─── DATA SHOWN ───

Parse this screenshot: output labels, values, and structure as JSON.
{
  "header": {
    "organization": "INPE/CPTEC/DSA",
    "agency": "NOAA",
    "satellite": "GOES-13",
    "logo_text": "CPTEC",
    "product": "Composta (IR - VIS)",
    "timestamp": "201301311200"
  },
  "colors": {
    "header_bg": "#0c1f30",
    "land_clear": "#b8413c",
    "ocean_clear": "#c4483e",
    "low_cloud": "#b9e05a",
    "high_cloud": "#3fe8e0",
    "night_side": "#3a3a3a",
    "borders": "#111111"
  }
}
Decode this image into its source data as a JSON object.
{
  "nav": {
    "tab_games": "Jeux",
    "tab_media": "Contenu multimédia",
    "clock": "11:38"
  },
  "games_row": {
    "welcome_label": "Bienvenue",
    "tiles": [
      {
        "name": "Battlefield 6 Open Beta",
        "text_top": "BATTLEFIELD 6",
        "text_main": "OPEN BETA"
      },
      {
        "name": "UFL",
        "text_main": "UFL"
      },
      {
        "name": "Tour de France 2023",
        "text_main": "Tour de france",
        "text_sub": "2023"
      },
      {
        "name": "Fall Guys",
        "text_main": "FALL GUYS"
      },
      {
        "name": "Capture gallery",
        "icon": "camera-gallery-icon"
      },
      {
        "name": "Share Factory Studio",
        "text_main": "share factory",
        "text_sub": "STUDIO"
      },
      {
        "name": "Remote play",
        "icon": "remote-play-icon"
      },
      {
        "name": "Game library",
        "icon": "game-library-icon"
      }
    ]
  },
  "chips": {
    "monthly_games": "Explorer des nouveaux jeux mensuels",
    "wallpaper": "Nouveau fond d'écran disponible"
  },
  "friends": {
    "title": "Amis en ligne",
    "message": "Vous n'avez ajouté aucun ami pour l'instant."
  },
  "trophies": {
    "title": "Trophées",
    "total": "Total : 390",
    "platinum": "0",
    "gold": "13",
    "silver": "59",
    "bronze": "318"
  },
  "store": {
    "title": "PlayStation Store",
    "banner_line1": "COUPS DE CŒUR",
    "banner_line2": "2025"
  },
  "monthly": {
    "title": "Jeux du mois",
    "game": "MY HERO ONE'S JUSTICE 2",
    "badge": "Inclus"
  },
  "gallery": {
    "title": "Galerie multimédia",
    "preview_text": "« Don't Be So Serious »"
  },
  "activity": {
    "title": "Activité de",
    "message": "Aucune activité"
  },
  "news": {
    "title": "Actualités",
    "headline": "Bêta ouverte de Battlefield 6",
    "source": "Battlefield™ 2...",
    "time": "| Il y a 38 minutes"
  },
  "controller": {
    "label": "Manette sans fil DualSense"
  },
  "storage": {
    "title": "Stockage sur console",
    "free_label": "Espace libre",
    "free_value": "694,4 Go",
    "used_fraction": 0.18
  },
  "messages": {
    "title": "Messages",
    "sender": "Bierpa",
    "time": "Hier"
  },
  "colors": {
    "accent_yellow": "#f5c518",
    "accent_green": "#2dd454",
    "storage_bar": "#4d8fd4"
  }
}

───

§ EXERCISE REQUIREMENTS: Please quote the data above in full, with no line missing.

§ CORRECT OUTPUT:
Parse this screenshot: output labels, values, and structure as JSON.
{
  "header": {
    "organization": "INPE/CPTEC/DSA",
    "agency": "NOAA",
    "satellite": "GOES-13",
    "logo_text": "CPTEC",
    "product": "Composta (IR - VIS)",
    "timestamp": "201301311200"
  },
  "colors": {
    "header_bg": "#0c1f30",
    "land_clear": "#b8413c",
    "ocean_clear": "#c4483e",
    "low_cloud": "#b9e05a",
    "high_cloud": "#3fe8e0",
    "night_side": "#3a3a3a",
    "borders": "#111111"
  }
}
Decode this image into its source data as a JSON object.
{
  "nav": {
    "tab_games": "Jeux",
    "tab_media": "Contenu multimédia",
    "clock": "11:38"
  },
  "games_row": {
    "welcome_label": "Bienvenue",
    "tiles": [
      {
        "name": "Battlefield 6 Open Beta",
        "text_top": "BATTLEFIELD 6",
        "text_main": "OPEN BETA"
      },
      {
        "name": "UFL",
        "text_main": "UFL"
      },
      {
        "name": "Tour de France 2023",
        "text_main": "Tour de france",
        "text_sub": "2023"
      },
      {
        "name": "Fall Guys",
        "text_main": "FALL GUYS"
      },
      {
        "name": "Capture gallery",
        "icon": "camera-gallery-icon"
      },
      {
        "name": "Share Factory Studio",
        "text_main": "share factory",
        "text_sub": "STUDIO"
      },
      {
        "name": "Remote play",
        "icon": "remote-play-icon"
      },
      {
        "name": "Game library",
        "icon": "game-library-icon"
      }
    ]
  },
  "chips": {
    "monthly_games": "Explorer des nouveaux jeux mensuels",
    "wallpaper": "Nouveau fond d'écran disponible"
  },
  "friends": {
    "title": "Amis en ligne",
    "message": "Vous n'avez ajouté aucun ami pour l'instant."
  },
  "trophies": {
    "title": "Trophées",
    "total": "Total : 390",
    "platinum": "0",
    "gold": "13",
    "silver": "59",
    "bronze": "318"
  },
  "store": {
    "title": "PlayStation Store",
    "banner_line1": "COUPS DE CŒUR",
    "banner_line2": "2025"
  },
  "monthly": {
    "title": "Jeux du mois",
    "game": "MY HERO ONE'S JUSTICE 2",
    "badge": "Inclus"
  },
  "gallery": {
    "title": "Galerie multimédia",
    "preview_text": "« Don't Be So Serious »"
  },
  "activity": {
    "title": "Activité de",
    "message": "Aucune activité"
  },
  "news": {
    "title": "Actualités",
    "headline": "Bêta ouverte de Battlefield 6",
    "source": "Battlefield™ 2...",
    "time": "| Il y a 38 minutes"
  },
  "controller": {
    "label": "Manette sans fil DualSense"
  },
  "storage": {
    "title": "Stockage sur console",
    "free_label": "Espace libre",
    "free_value": "694,4 Go",
    "used_fraction": 0.18
  },
  "messages": {
    "title": "Messages",
    "sender": "Bierpa",
    "time": "Hier"
  },
  "colors": {
    "accent_yellow": "#f5c518",
    "accent_green": "#2dd454",
    "storage_bar": "#4d8fd4"
  }
}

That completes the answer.